> **STORED ROWS**
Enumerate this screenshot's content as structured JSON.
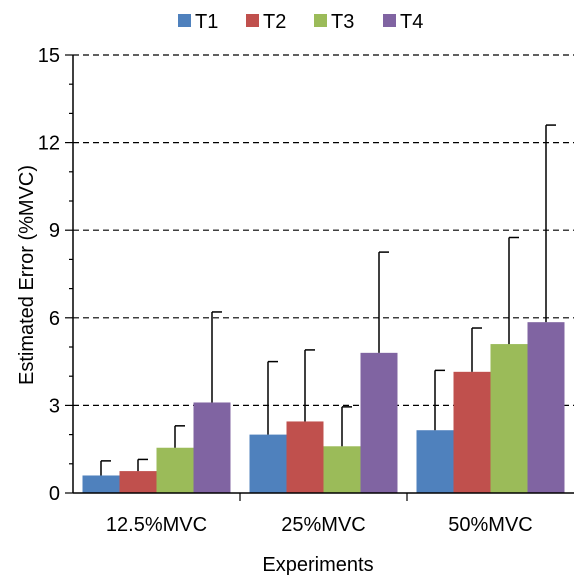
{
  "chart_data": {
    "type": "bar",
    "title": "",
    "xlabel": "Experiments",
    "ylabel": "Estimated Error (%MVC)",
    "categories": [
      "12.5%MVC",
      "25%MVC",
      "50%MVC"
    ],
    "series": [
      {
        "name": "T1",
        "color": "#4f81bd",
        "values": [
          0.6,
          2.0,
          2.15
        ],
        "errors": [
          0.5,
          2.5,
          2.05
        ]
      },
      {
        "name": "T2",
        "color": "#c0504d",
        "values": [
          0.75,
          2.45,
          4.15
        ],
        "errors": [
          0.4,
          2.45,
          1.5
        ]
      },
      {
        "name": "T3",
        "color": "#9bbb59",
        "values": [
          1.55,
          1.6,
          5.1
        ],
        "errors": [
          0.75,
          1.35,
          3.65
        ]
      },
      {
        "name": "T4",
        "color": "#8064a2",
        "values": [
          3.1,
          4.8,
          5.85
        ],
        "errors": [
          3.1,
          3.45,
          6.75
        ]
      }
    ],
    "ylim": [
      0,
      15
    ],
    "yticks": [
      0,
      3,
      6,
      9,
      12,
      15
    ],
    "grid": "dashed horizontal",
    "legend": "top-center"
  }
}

> **PROBLEM STATEMENT**
For each line above that contains the word "color", copy that line.

> **ANSWER TO THE EXERCISE**
        "color": "#4f81bd",
        "color": "#c0504d",
        "color": "#9bbb59",
        "color": "#8064a2",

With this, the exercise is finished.